- [Provided data]:
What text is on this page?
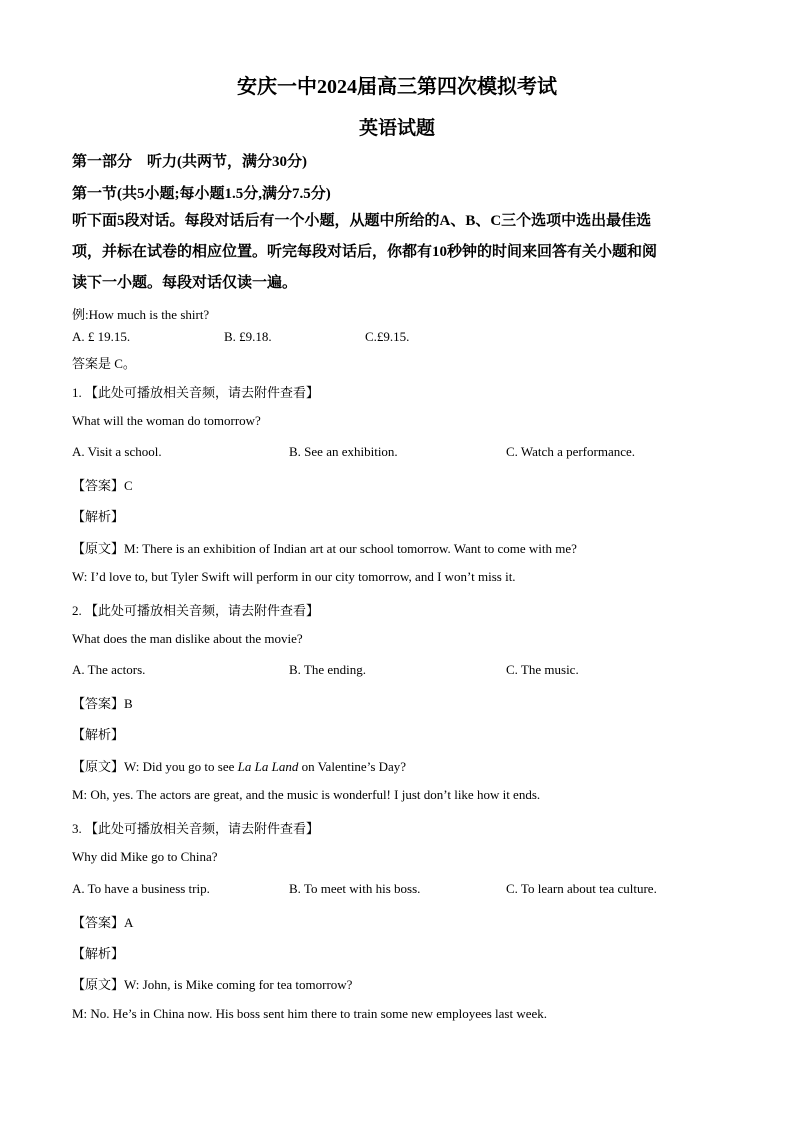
安庆一中2024届高三第四次模拟考试
英语试题
第一部分　听力(共两节，满分30分)
第一节(共5小题;每小题1.5分,满分7.5分)
听下面5段对话。每段对话后有一个小题，从题中所给的A、B、C三个选项中选出最佳选
项，并标在试卷的相应位置。听完每段对话后，你都有10秒钟的时间来回答有关小题和阅
读下一小题。每段对话仅读一遍。
例:How much is the shirt?
A. £ 19.15.	B. £9.18.	C.£9.15.
答案是 C。
1. 【此处可播放相关音频，请去附件查看】
What will the woman do tomorrow?
A. Visit a school.	B. See an exhibition.	C. Watch a performance.
【答案】C
【解析】
【原文】M: There is an exhibition of Indian art at our school tomorrow. Want to come with me?
W: I’d love to, but Tyler Swift will perform in our city tomorrow, and I won’t miss it.
2. 【此处可播放相关音频，请去附件查看】
What does the man dislike about the movie?
A. The actors.	B. The ending.	C. The music.
【答案】B
【解析】
【原文】W: Did you go to see La La Land on Valentine’s Day?
M: Oh, yes. The actors are great, and the music is wonderful! I just don’t like how it ends.
3. 【此处可播放相关音频，请去附件查看】
Why did Mike go to China?
A. To have a business trip.	B. To meet with his boss.	C. To learn about tea culture.
【答案】A
【解析】
【原文】W: John, is Mike coming for tea tomorrow?
M: No. He’s in China now. His boss sent him there to train some new employees last week.
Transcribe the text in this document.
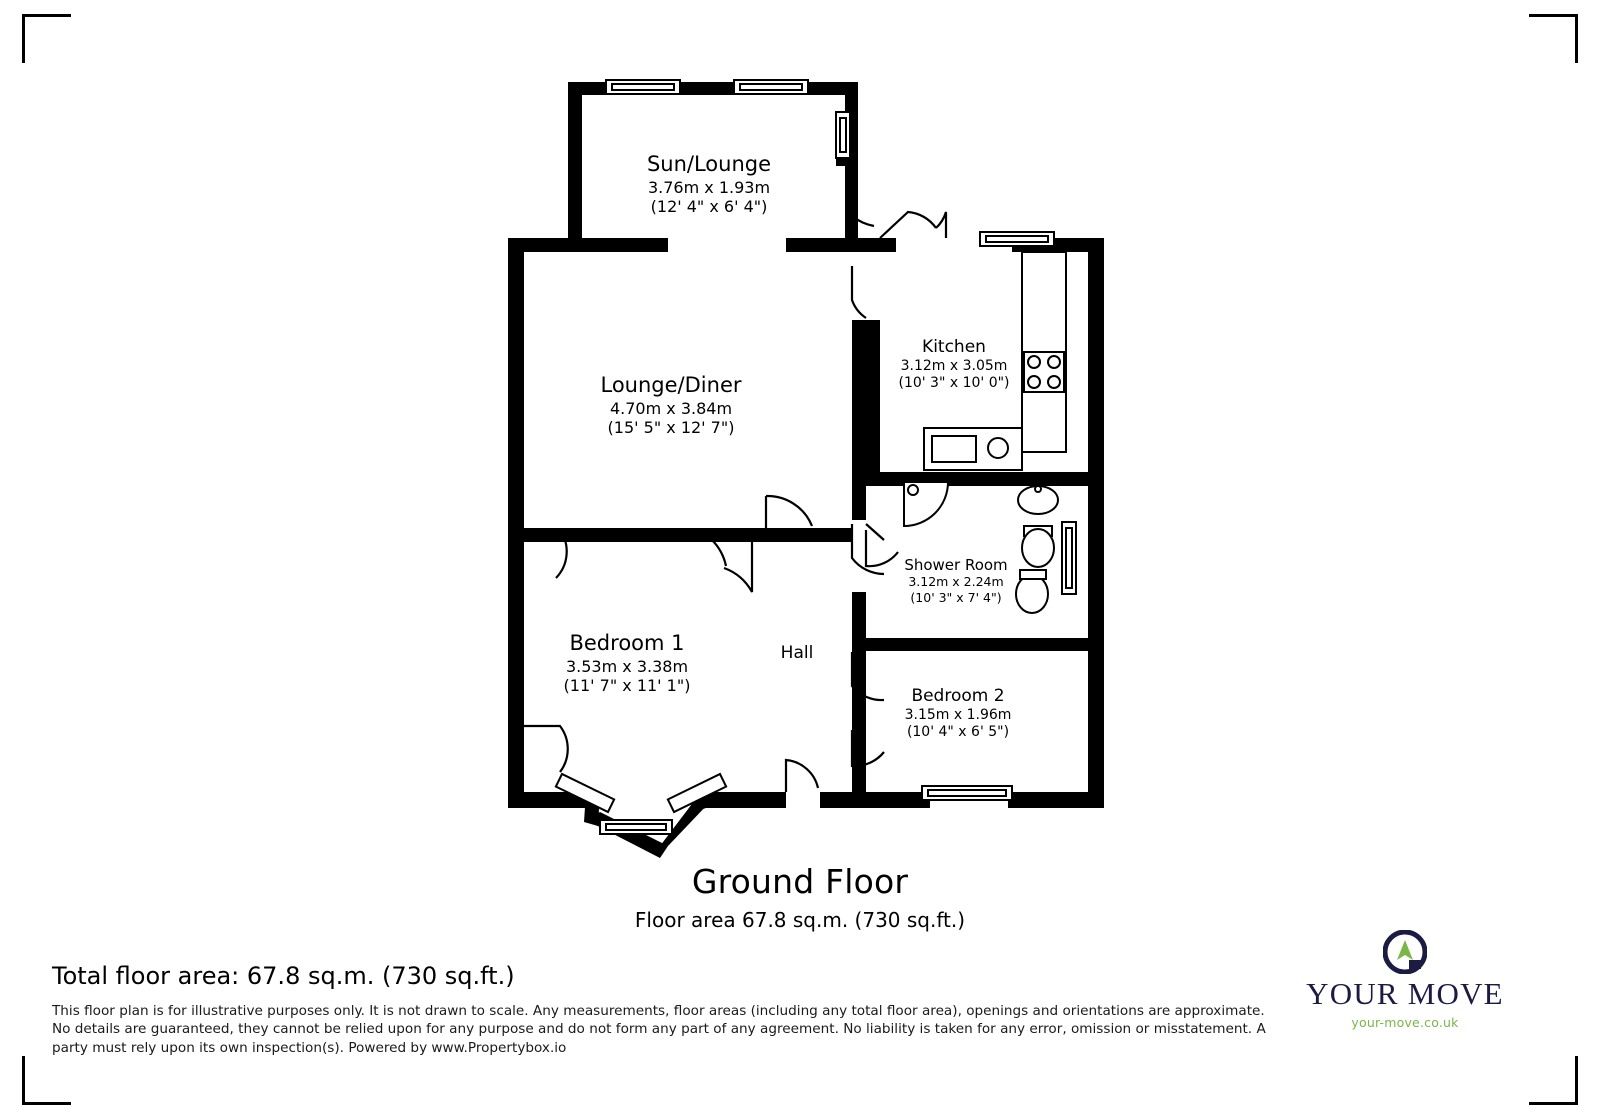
Sun/Lounge
3.76m x 1.93m
(12' 4" x 6' 4")
Lounge/Diner
4.70m x 3.84m
(15' 5" x 12' 7")
Kitchen
3.12m x 3.05m
(10' 3" x 10' 0")
Shower Room
3.12m x 2.24m
(10' 3" x 7' 4")
Bedroom 1
3.53m x 3.38m
(11' 7" x 11' 1")
Bedroom 2
3.15m x 1.96m
(10' 4" x 6' 5")
Hall
Ground Floor
Floor area 67.8 sq.m. (730 sq.ft.)
Total floor area: 67.8 sq.m. (730 sq.ft.)
This floor plan is for illustrative purposes only. It is not drawn to scale. Any measurements, floor areas (including any total floor area), openings and orientations are approximate. No details are guaranteed, they cannot be relied upon for any purpose and do not form any part of any agreement. No liability is taken for any error, omission or misstatement. A party must rely upon its own inspection(s). Powered by www.Propertybox.io
YOUR MOVE
your-move.co.uk
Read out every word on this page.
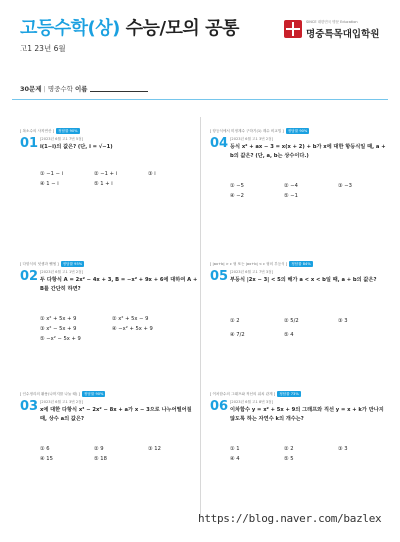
고등수학(상) 수능/모의 공통
고1 23년 6월
SINCE 대한민국 명문 Education
명중특목대입학원
30문제 | 명중수학 이름
[ 복소수의 사칙연산 ] 정답률 90%
01 [2023년 6월 고1 7번 5점]
i(1−i)의 값은? (단, i = √−1)
① −1 − i	② −1 + i	③ i
④ 1 − i	⑤ 1 + i
[ 다항식의 덧셈과 뺄셈 ] 정답률 95%
02 [2023년 6월 고1 1번 2점]
두 다항식 A = 2x² − 4x + 3, B = −x² + 9x + 6에 대하여 A + B를 간단히 하면?
① x² + 5x + 9	② x² + 5x − 9
③ x² − 5x + 9	④ −x² + 5x + 9
⑤ −x² − 5x + 9
[ 인수정리의 활용(나머지를 나눌 때) ] 정답률 90%
03 [2023년 6월 고1 3번 2점]
x에 대한 다항식 x³ − 2x² − 8x + a가 x − 3으로 나누어떨어질 때, 상수 a의 값은?
① 6	② 9	③ 12
④ 15	⑤ 18
[ 항등식에서 미정계수 구하기(1) 계수 비교법 ] 정답률 90%
04 [2023년 6월 고1 3번 2점]
등식 x² + ax − 3 = x(x + 2) + b가 x에 대한 항등식일 때, a + b의 값은? (단, a, b는 상수이다.)
① −5	② −4	③ −3
④ −2	⑤ −1
[ |ax+b| > c 형 또는 |ax+b| < c 형의 부등식 ] 정답률 84%
05 [2023년 6월 고1 7번 3점]
부등식 |2x − 3| < 5의 해가 a < x < b일 때, a + b의 값은?
① 2	② 5/2	③ 3
④ 7/2	⑤ 4
[ 이차함수의 그래프와 직선의 위치 관계 ] 정답률 73%
06 [2023년 6월 고1 8번 3점]
이차함수 y = x² + 5x + 9의 그래프와 직선 y = x + k가 만나지 않도록 하는 자연수 k의 개수는?
① 1	② 2	③ 3
④ 4	⑤ 5
https://blog.naver.com/bazlex
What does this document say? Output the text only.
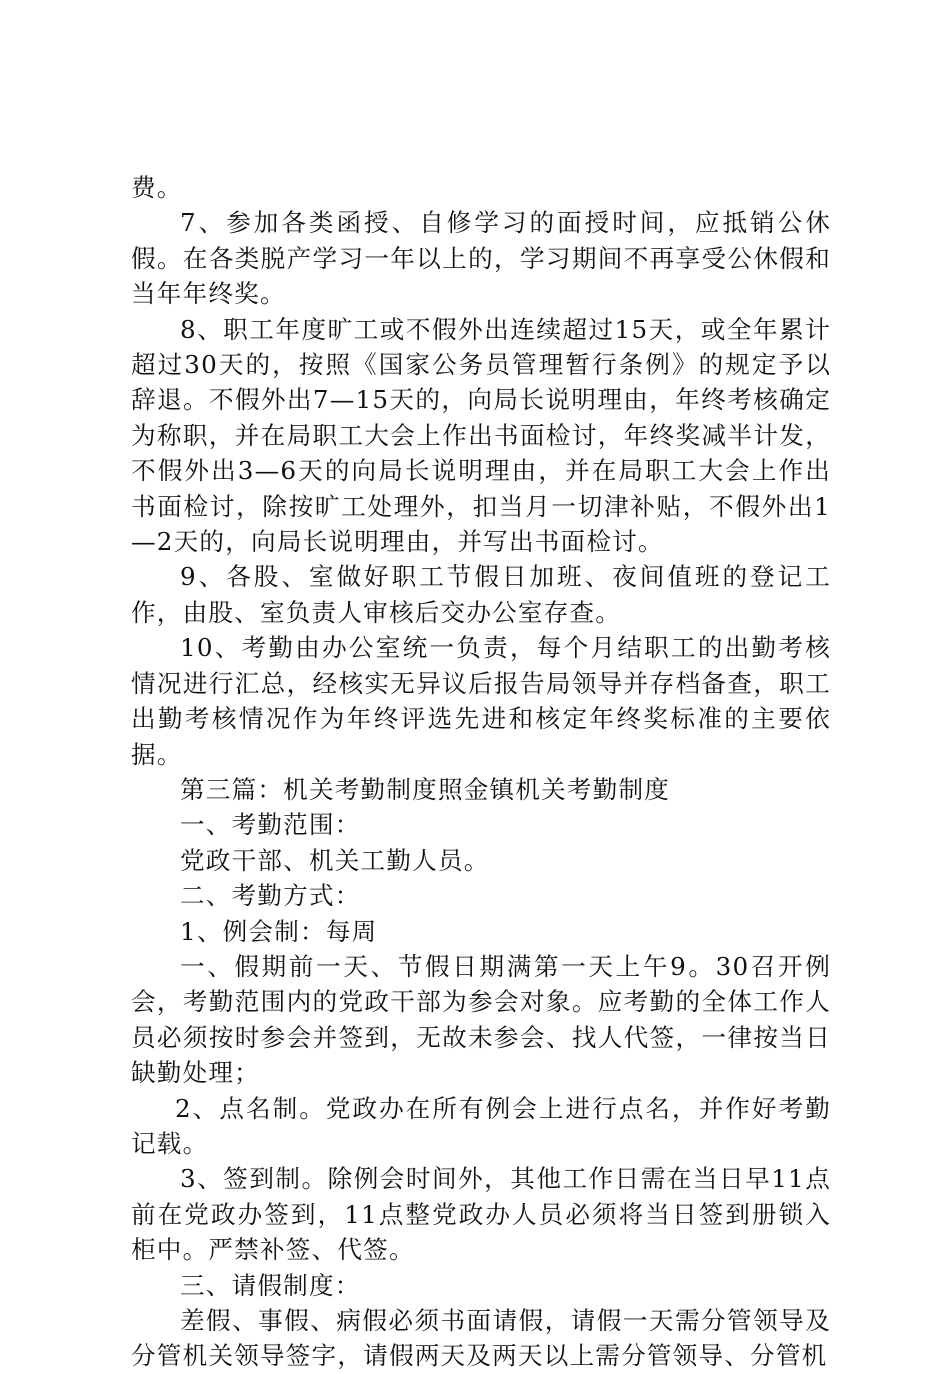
费。

7、参加各类函授、自修学习的面授时间，应抵销公休假。在各类脱产学习一年以上的，学习期间不再享受公休假和当年年终奖。

8、职工年度旷工或不假外出连续超过15天，或全年累计超过30天的，按照《国家公务员管理暂行条例》的规定予以辞退。不假外出7—15天的，向局长说明理由，年终考核确定为称职，并在局职工大会上作出书面检讨，年终奖减半计发，不假外出3—6天的向局长说明理由，并在局职工大会上作出书面检讨，除按旷工处理外，扣当月一切津补贴，不假外出1—2天的，向局长说明理由，并写出书面检讨。

9、各股、室做好职工节假日加班、夜间值班的登记工作，由股、室负责人审核后交办公室存查。

10、考勤由办公室统一负责，每个月结职工的出勤考核情况进行汇总，经核实无异议后报告局领导并存档备查，职工出勤考核情况作为年终评选先进和核定年终奖标准的主要依据。

第三篇：机关考勤制度照金镇机关考勤制度

一、考勤范围：

党政干部、机关工勤人员。

二、考勤方式：

1、例会制：每周

一、假期前一天、节假日期满第一天上午9。30召开例会，考勤范围内的党政干部为参会对象。应考勤的全体工作人员必须按时参会并签到，无故未参会、找人代签，一律按当日缺勤处理；

2、点名制。党政办在所有例会上进行点名，并作好考勤记载。

3、签到制。除例会时间外，其他工作日需在当日早11点前在党政办签到，11点整党政办人员必须将当日签到册锁入柜中。严禁补签、代签。

三、请假制度：

差假、事假、病假必须书面请假，请假一天需分管领导及分管机关领导签字，请假两天及两天以上需分管领导、分管机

- [Work to complete]: Search the records for the word "school", then list every line that has it.

- [Completed task]:
A. Visit a school.	B. See an exhibition.	C. Watch a performance.
【原文】M: There is an exhibition of Indian art at our school tomorrow. Want to come with me?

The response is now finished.